● **Prompt**
Repeat every line below exactly, word for word.

(Dataset items)

↓

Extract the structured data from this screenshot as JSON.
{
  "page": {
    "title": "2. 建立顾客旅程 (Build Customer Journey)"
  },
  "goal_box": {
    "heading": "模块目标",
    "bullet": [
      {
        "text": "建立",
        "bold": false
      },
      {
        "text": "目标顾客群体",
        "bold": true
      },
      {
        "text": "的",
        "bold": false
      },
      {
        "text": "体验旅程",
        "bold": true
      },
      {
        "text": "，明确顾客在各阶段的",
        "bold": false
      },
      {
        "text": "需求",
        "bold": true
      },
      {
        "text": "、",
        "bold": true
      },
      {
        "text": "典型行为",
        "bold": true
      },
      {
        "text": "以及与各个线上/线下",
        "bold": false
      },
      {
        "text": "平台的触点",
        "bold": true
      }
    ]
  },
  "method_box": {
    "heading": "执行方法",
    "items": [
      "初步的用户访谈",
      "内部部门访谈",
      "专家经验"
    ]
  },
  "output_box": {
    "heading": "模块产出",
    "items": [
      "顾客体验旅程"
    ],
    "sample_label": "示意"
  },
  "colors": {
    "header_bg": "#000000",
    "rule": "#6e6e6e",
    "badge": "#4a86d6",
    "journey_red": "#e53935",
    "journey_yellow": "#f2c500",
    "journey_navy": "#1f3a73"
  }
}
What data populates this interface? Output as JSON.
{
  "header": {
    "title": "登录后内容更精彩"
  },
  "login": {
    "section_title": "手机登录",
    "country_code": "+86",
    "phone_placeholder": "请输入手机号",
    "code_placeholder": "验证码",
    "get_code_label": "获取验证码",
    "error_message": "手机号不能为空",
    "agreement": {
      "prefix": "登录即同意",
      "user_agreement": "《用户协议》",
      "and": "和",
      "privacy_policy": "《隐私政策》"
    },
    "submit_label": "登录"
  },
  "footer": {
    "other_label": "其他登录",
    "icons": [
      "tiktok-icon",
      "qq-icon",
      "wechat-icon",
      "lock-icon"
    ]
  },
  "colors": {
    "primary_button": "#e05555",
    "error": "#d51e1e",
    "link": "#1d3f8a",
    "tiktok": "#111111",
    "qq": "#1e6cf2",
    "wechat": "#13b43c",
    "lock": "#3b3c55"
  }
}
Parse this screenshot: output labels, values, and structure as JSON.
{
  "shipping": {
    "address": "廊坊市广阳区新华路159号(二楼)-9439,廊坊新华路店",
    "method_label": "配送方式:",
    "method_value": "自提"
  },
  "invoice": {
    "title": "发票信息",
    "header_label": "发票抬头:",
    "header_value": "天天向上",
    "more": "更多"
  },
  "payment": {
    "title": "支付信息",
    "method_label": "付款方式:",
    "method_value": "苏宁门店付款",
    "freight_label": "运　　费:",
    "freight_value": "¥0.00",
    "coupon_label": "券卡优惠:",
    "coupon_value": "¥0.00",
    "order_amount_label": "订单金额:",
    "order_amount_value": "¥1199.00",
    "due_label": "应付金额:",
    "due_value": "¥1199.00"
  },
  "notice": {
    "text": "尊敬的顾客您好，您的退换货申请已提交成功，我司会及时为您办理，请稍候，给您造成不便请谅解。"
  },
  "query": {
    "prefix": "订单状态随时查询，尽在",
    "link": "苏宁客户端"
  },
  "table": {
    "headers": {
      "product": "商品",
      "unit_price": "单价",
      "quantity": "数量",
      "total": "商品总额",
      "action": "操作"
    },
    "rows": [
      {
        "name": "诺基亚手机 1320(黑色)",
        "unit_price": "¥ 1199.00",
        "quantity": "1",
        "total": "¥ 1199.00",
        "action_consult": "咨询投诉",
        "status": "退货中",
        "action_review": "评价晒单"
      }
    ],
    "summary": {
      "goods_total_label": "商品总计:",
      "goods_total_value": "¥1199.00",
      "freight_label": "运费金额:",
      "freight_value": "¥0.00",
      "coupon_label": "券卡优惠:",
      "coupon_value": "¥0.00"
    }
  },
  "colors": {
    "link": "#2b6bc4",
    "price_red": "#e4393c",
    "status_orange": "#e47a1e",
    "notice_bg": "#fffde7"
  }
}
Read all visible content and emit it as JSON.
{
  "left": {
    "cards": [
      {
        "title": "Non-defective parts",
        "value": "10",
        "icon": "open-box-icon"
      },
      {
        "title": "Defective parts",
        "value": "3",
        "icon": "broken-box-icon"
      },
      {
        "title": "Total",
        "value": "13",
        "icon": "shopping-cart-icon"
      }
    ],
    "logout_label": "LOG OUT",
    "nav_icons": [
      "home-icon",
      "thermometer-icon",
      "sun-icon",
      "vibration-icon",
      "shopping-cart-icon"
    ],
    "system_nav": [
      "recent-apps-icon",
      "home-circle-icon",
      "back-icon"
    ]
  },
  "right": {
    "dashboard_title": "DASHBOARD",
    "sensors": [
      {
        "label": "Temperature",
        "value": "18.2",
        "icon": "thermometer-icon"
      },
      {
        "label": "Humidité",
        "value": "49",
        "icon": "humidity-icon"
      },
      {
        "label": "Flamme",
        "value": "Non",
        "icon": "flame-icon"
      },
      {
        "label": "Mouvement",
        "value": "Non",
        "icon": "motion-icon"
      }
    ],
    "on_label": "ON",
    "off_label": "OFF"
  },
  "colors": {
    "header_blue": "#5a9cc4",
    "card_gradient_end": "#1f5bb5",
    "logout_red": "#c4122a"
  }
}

↑

● **In response**
Extract the structured data from this screenshot as JSON.
{
  "page": {
    "title": "2. 建立顾客旅程 (Build Customer Journey)"
  },
  "goal_box": {
    "heading": "模块目标",
    "bullet": [
      {
        "text": "建立",
        "bold": false
      },
      {
        "text": "目标顾客群体",
        "bold": true
      },
      {
        "text": "的",
        "bold": false
      },
      {
        "text": "体验旅程",
        "bold": true
      },
      {
        "text": "，明确顾客在各阶段的",
        "bold": false
      },
      {
        "text": "需求",
        "bold": true
      },
      {
        "text": "、",
        "bold": true
      },
      {
        "text": "典型行为",
        "bold": true
      },
      {
        "text": "以及与各个线上/线下",
        "bold": false
      },
      {
        "text": "平台的触点",
        "bold": true
      }
    ]
  },
  "method_box": {
    "heading": "执行方法",
    "items": [
      "初步的用户访谈",
      "内部部门访谈",
      "专家经验"
    ]
  },
  "output_box": {
    "heading": "模块产出",
    "items": [
      "顾客体验旅程"
    ],
    "sample_label": "示意"
  },
  "colors": {
    "header_bg": "#000000",
    "rule": "#6e6e6e",
    "badge": "#4a86d6",
    "journey_red": "#e53935",
    "journey_yellow": "#f2c500",
    "journey_navy": "#1f3a73"
  }
}
What data populates this interface? Output as JSON.
{
  "header": {
    "title": "登录后内容更精彩"
  },
  "login": {
    "section_title": "手机登录",
    "country_code": "+86",
    "phone_placeholder": "请输入手机号",
    "code_placeholder": "验证码",
    "get_code_label": "获取验证码",
    "error_message": "手机号不能为空",
    "agreement": {
      "prefix": "登录即同意",
      "user_agreement": "《用户协议》",
      "and": "和",
      "privacy_policy": "《隐私政策》"
    },
    "submit_label": "登录"
  },
  "footer": {
    "other_label": "其他登录",
    "icons": [
      "tiktok-icon",
      "qq-icon",
      "wechat-icon",
      "lock-icon"
    ]
  },
  "colors": {
    "primary_button": "#e05555",
    "error": "#d51e1e",
    "link": "#1d3f8a",
    "tiktok": "#111111",
    "qq": "#1e6cf2",
    "wechat": "#13b43c",
    "lock": "#3b3c55"
  }
}
Parse this screenshot: output labels, values, and structure as JSON.
{
  "shipping": {
    "address": "廊坊市广阳区新华路159号(二楼)-9439,廊坊新华路店",
    "method_label": "配送方式:",
    "method_value": "自提"
  },
  "invoice": {
    "title": "发票信息",
    "header_label": "发票抬头:",
    "header_value": "天天向上",
    "more": "更多"
  },
  "payment": {
    "title": "支付信息",
    "method_label": "付款方式:",
    "method_value": "苏宁门店付款",
    "freight_label": "运　　费:",
    "freight_value": "¥0.00",
    "coupon_label": "券卡优惠:",
    "coupon_value": "¥0.00",
    "order_amount_label": "订单金额:",
    "order_amount_value": "¥1199.00",
    "due_label": "应付金额:",
    "due_value": "¥1199.00"
  },
  "notice": {
    "text": "尊敬的顾客您好，您的退换货申请已提交成功，我司会及时为您办理，请稍候，给您造成不便请谅解。"
  },
  "query": {
    "prefix": "订单状态随时查询，尽在",
    "link": "苏宁客户端"
  },
  "table": {
    "headers": {
      "product": "商品",
      "unit_price": "单价",
      "quantity": "数量",
      "total": "商品总额",
      "action": "操作"
    },
    "rows": [
      {
        "name": "诺基亚手机 1320(黑色)",
        "unit_price": "¥ 1199.00",
        "quantity": "1",
        "total": "¥ 1199.00",
        "action_consult": "咨询投诉",
        "status": "退货中",
        "action_review": "评价晒单"
      }
    ],
    "summary": {
      "goods_total_label": "商品总计:",
      "goods_total_value": "¥1199.00",
      "freight_label": "运费金额:",
      "freight_value": "¥0.00",
      "coupon_label": "券卡优惠:",
      "coupon_value": "¥0.00"
    }
  },
  "colors": {
    "link": "#2b6bc4",
    "price_red": "#e4393c",
    "status_orange": "#e47a1e",
    "notice_bg": "#fffde7"
  }
}
Read all visible content and emit it as JSON.
{
  "left": {
    "cards": [
      {
        "title": "Non-defective parts",
        "value": "10",
        "icon": "open-box-icon"
      },
      {
        "title": "Defective parts",
        "value": "3",
        "icon": "broken-box-icon"
      },
      {
        "title": "Total",
        "value": "13",
        "icon": "shopping-cart-icon"
      }
    ],
    "logout_label": "LOG OUT",
    "nav_icons": [
      "home-icon",
      "thermometer-icon",
      "sun-icon",
      "vibration-icon",
      "shopping-cart-icon"
    ],
    "system_nav": [
      "recent-apps-icon",
      "home-circle-icon",
      "back-icon"
    ]
  },
  "right": {
    "dashboard_title": "DASHBOARD",
    "sensors": [
      {
        "label": "Temperature",
        "value": "18.2",
        "icon": "thermometer-icon"
      },
      {
        "label": "Humidité",
        "value": "49",
        "icon": "humidity-icon"
      },
      {
        "label": "Flamme",
        "value": "Non",
        "icon": "flame-icon"
      },
      {
        "label": "Mouvement",
        "value": "Non",
        "icon": "motion-icon"
      }
    ],
    "on_label": "ON",
    "off_label": "OFF"
  },
  "colors": {
    "header_blue": "#5a9cc4",
    "card_gradient_end": "#1f5bb5",
    "logout_red": "#c4122a"
  }
}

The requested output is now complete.